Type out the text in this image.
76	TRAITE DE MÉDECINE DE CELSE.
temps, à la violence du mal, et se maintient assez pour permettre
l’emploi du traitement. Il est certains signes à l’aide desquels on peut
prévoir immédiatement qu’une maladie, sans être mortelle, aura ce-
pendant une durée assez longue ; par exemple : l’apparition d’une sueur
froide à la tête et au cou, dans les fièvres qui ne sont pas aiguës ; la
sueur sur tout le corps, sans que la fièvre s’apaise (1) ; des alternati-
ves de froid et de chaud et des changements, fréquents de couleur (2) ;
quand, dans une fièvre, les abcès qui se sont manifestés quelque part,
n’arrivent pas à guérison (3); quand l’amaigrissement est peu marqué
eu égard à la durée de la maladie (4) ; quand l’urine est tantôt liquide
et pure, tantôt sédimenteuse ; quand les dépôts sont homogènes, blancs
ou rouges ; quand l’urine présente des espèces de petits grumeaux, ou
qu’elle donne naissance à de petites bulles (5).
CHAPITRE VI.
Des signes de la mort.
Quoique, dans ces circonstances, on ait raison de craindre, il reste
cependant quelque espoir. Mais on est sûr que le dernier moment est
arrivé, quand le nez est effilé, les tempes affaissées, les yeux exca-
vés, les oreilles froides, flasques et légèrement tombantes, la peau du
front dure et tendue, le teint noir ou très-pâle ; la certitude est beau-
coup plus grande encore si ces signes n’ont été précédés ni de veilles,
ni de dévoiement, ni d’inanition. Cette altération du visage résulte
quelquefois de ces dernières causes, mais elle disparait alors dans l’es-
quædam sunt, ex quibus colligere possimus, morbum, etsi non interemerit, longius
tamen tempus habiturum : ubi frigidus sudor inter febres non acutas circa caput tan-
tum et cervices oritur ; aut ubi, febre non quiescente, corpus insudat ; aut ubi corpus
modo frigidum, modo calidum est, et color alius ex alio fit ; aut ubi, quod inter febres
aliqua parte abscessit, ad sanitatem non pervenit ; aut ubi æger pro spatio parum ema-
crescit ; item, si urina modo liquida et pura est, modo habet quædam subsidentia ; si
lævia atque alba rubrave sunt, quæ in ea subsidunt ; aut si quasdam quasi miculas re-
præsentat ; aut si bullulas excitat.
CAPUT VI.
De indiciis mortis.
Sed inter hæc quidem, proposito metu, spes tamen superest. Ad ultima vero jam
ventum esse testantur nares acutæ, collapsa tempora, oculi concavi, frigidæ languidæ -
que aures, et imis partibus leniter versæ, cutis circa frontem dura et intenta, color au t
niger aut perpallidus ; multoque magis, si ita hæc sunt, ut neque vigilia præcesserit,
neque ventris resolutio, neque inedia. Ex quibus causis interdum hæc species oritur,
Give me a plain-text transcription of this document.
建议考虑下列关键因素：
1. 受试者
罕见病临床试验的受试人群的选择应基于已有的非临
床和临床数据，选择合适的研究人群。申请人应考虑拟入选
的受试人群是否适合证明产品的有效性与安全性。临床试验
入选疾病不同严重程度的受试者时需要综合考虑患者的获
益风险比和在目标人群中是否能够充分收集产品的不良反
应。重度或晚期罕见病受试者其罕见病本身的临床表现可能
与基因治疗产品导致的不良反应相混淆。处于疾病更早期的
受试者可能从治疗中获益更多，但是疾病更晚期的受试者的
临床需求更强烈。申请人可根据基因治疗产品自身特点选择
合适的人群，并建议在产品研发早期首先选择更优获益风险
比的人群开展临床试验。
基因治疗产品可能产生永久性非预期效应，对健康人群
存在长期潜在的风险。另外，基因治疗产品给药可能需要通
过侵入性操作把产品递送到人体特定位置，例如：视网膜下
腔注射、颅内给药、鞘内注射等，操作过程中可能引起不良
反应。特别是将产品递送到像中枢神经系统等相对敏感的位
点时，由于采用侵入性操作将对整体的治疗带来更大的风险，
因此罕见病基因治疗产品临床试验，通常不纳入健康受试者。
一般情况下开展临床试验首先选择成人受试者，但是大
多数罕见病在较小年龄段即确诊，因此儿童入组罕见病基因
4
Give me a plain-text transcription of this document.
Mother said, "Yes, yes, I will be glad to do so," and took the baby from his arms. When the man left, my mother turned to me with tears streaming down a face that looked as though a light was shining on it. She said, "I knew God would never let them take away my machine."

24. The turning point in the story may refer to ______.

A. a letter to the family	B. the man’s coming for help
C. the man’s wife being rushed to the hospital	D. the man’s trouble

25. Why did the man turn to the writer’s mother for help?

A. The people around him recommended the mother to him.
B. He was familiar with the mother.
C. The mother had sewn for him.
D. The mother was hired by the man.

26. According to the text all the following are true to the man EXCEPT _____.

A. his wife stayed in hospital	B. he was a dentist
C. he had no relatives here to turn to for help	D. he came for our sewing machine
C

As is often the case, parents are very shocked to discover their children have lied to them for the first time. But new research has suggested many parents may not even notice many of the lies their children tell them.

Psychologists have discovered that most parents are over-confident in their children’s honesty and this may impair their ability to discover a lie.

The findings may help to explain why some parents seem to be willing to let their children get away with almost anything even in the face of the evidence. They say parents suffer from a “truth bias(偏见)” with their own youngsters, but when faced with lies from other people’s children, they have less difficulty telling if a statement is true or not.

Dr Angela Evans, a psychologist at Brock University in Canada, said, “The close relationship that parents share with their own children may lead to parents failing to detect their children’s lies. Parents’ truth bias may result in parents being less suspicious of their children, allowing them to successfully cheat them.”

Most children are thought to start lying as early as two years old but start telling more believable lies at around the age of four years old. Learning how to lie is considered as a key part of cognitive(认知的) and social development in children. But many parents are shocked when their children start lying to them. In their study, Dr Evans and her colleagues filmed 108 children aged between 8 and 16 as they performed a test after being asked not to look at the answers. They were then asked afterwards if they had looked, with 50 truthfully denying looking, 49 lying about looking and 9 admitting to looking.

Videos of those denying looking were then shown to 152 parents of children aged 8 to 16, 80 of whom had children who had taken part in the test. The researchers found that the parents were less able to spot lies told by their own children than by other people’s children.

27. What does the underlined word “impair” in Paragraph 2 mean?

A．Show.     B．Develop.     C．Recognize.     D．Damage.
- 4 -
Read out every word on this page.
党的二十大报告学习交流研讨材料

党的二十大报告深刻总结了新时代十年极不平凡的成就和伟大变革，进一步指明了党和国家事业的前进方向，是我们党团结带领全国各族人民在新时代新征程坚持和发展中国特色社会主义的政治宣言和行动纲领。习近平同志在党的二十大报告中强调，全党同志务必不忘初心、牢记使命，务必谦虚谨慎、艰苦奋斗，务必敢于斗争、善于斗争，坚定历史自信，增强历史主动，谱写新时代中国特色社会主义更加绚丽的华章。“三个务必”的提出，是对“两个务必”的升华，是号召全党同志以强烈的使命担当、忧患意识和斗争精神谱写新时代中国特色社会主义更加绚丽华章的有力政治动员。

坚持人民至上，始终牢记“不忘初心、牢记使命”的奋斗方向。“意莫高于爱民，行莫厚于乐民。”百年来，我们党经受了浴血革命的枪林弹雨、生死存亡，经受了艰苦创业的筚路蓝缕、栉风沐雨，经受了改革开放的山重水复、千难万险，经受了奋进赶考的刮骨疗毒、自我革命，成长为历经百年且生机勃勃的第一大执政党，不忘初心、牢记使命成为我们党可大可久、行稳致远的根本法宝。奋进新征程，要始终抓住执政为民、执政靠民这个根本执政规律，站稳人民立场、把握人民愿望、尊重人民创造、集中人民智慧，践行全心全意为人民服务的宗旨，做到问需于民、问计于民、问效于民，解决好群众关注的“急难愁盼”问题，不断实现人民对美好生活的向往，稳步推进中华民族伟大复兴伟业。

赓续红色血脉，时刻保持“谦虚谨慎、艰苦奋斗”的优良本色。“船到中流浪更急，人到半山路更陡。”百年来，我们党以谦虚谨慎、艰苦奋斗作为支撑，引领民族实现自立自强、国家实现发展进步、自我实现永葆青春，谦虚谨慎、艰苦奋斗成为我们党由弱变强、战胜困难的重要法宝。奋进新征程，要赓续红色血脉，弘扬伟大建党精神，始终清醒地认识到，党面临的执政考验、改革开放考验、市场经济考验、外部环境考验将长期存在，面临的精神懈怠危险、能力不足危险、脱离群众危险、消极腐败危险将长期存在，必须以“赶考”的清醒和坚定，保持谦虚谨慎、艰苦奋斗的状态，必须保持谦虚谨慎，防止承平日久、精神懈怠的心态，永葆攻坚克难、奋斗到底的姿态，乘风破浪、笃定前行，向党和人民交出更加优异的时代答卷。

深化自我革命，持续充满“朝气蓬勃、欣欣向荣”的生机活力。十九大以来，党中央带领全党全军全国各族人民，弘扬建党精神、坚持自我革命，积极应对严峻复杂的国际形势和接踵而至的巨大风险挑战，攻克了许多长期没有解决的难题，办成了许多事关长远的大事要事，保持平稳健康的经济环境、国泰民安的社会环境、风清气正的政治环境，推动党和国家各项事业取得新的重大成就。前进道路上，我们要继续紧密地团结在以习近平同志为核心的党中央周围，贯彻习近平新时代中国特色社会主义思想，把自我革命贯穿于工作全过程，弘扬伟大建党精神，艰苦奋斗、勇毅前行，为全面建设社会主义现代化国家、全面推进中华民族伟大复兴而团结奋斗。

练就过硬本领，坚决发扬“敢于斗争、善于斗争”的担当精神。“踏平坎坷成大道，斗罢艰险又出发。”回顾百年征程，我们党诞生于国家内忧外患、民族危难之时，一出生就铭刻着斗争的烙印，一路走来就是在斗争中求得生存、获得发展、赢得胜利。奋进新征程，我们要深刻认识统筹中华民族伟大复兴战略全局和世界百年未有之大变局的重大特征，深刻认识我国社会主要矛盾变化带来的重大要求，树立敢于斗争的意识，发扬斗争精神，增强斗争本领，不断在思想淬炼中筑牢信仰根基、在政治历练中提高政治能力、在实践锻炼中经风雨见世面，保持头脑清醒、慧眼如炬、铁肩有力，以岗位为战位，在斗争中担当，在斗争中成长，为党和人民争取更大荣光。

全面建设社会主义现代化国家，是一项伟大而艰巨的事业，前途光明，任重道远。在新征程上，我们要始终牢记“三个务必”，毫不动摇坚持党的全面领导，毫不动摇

▶ [Requirement]
Check each line of the records for "machine" and copy the ones that contain it.

▶ [Answer to this task]
Mother said, "Yes, yes, I will be glad to do so," and took the baby from his arms. When the man left, my mother turned to me with tears streaming down a face that looked as though a light was shining on it. She said, "I knew God would never let them take away my machine."
C. he had no relatives here to turn to for help	D. he came for our sewing machine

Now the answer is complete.